──────── Entries supplied ────────
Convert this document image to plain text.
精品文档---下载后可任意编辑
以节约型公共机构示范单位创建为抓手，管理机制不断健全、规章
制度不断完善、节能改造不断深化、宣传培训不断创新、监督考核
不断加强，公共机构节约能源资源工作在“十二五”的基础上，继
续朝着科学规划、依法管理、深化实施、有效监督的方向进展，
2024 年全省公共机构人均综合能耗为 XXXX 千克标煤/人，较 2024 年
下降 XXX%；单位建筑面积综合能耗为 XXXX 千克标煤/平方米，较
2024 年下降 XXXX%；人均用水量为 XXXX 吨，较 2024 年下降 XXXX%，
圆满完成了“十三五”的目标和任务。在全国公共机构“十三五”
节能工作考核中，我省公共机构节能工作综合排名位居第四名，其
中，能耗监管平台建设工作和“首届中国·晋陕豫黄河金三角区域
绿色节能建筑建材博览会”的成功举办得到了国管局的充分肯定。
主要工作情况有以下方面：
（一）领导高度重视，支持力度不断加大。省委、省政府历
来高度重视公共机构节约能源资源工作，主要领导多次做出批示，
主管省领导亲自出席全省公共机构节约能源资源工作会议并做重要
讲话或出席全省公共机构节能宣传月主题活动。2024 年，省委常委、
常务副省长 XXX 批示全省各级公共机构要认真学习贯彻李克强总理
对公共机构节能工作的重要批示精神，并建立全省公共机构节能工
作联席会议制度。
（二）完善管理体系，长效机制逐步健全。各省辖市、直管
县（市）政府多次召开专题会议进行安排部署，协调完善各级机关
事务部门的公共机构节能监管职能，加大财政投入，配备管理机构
────────
Task: Find each line holding the word "千克标煤" and copy it.

Output below:
2024 年全省公共机构人均综合能耗为 XXXX 千克标煤/人，较 2024 年
下降 XXX%；单位建筑面积综合能耗为 XXXX 千克标煤/平方米，较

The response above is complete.